--- Begin ---
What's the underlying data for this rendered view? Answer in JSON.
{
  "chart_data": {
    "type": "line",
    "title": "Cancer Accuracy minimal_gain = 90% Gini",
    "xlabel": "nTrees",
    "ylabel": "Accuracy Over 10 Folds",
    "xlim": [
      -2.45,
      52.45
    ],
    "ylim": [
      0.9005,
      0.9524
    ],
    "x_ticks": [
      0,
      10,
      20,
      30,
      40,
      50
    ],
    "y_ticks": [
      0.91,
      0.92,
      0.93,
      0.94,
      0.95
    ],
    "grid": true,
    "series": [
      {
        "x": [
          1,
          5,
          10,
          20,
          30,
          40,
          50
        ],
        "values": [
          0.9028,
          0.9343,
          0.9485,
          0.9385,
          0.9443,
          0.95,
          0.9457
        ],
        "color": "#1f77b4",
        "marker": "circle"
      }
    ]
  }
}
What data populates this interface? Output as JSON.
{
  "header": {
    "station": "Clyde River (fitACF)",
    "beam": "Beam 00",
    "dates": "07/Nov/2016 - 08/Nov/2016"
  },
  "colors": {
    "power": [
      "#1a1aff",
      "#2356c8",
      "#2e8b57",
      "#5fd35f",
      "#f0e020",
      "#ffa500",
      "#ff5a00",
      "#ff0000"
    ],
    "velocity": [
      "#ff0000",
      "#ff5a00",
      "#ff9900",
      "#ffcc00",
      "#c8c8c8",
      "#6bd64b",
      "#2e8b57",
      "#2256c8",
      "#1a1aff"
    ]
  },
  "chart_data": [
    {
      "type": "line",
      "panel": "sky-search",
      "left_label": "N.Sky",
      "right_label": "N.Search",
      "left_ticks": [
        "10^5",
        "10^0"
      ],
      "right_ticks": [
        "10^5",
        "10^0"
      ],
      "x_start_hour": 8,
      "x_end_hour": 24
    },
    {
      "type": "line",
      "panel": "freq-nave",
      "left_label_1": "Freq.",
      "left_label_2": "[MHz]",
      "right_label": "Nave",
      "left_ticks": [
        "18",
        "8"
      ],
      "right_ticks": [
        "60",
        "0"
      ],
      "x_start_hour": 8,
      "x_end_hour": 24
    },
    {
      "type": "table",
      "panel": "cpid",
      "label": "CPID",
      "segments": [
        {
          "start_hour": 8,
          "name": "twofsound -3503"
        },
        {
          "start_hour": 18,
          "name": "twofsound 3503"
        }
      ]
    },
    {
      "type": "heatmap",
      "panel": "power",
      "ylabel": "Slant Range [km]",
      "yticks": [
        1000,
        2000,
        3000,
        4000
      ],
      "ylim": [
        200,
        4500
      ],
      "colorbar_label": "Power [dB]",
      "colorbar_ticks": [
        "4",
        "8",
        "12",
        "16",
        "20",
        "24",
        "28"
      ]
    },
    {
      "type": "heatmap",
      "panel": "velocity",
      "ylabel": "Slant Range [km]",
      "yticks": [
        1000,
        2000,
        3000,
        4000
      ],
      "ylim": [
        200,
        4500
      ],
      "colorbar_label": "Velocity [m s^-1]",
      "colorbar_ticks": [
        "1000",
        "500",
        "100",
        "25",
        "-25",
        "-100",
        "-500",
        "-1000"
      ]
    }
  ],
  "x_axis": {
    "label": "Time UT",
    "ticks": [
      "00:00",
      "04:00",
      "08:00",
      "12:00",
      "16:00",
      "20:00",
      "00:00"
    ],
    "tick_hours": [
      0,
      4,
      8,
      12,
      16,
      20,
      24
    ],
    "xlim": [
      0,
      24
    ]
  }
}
--- End ---
* Brief *
Repeat every record, exactly as written.

* Complete output *
What's the underlying data for this rendered view? Answer in JSON.
{
  "chart_data": {
    "type": "line",
    "title": "Cancer Accuracy minimal_gain = 90% Gini",
    "xlabel": "nTrees",
    "ylabel": "Accuracy Over 10 Folds",
    "xlim": [
      -2.45,
      52.45
    ],
    "ylim": [
      0.9005,
      0.9524
    ],
    "x_ticks": [
      0,
      10,
      20,
      30,
      40,
      50
    ],
    "y_ticks": [
      0.91,
      0.92,
      0.93,
      0.94,
      0.95
    ],
    "grid": true,
    "series": [
      {
        "x": [
          1,
          5,
          10,
          20,
          30,
          40,
          50
        ],
        "values": [
          0.9028,
          0.9343,
          0.9485,
          0.9385,
          0.9443,
          0.95,
          0.9457
        ],
        "color": "#1f77b4",
        "marker": "circle"
      }
    ]
  }
}
What data populates this interface? Output as JSON.
{
  "header": {
    "station": "Clyde River (fitACF)",
    "beam": "Beam 00",
    "dates": "07/Nov/2016 - 08/Nov/2016"
  },
  "colors": {
    "power": [
      "#1a1aff",
      "#2356c8",
      "#2e8b57",
      "#5fd35f",
      "#f0e020",
      "#ffa500",
      "#ff5a00",
      "#ff0000"
    ],
    "velocity": [
      "#ff0000",
      "#ff5a00",
      "#ff9900",
      "#ffcc00",
      "#c8c8c8",
      "#6bd64b",
      "#2e8b57",
      "#2256c8",
      "#1a1aff"
    ]
  },
  "chart_data": [
    {
      "type": "line",
      "panel": "sky-search",
      "left_label": "N.Sky",
      "right_label": "N.Search",
      "left_ticks": [
        "10^5",
        "10^0"
      ],
      "right_ticks": [
        "10^5",
        "10^0"
      ],
      "x_start_hour": 8,
      "x_end_hour": 24
    },
    {
      "type": "line",
      "panel": "freq-nave",
      "left_label_1": "Freq.",
      "left_label_2": "[MHz]",
      "right_label": "Nave",
      "left_ticks": [
        "18",
        "8"
      ],
      "right_ticks": [
        "60",
        "0"
      ],
      "x_start_hour": 8,
      "x_end_hour": 24
    },
    {
      "type": "table",
      "panel": "cpid",
      "label": "CPID",
      "segments": [
        {
          "start_hour": 8,
          "name": "twofsound -3503"
        },
        {
          "start_hour": 18,
          "name": "twofsound 3503"
        }
      ]
    },
    {
      "type": "heatmap",
      "panel": "power",
      "ylabel": "Slant Range [km]",
      "yticks": [
        1000,
        2000,
        3000,
        4000
      ],
      "ylim": [
        200,
        4500
      ],
      "colorbar_label": "Power [dB]",
      "colorbar_ticks": [
        "4",
        "8",
        "12",
        "16",
        "20",
        "24",
        "28"
      ]
    },
    {
      "type": "heatmap",
      "panel": "velocity",
      "ylabel": "Slant Range [km]",
      "yticks": [
        1000,
        2000,
        3000,
        4000
      ],
      "ylim": [
        200,
        4500
      ],
      "colorbar_label": "Velocity [m s^-1]",
      "colorbar_ticks": [
        "1000",
        "500",
        "100",
        "25",
        "-25",
        "-100",
        "-500",
        "-1000"
      ]
    }
  ],
  "x_axis": {
    "label": "Time UT",
    "ticks": [
      "00:00",
      "04:00",
      "08:00",
      "12:00",
      "16:00",
      "20:00",
      "00:00"
    ],
    "tick_hours": [
      0,
      4,
      8,
      12,
      16,
      20,
      24
    ],
    "xlim": [
      0,
      24
    ]
  }
}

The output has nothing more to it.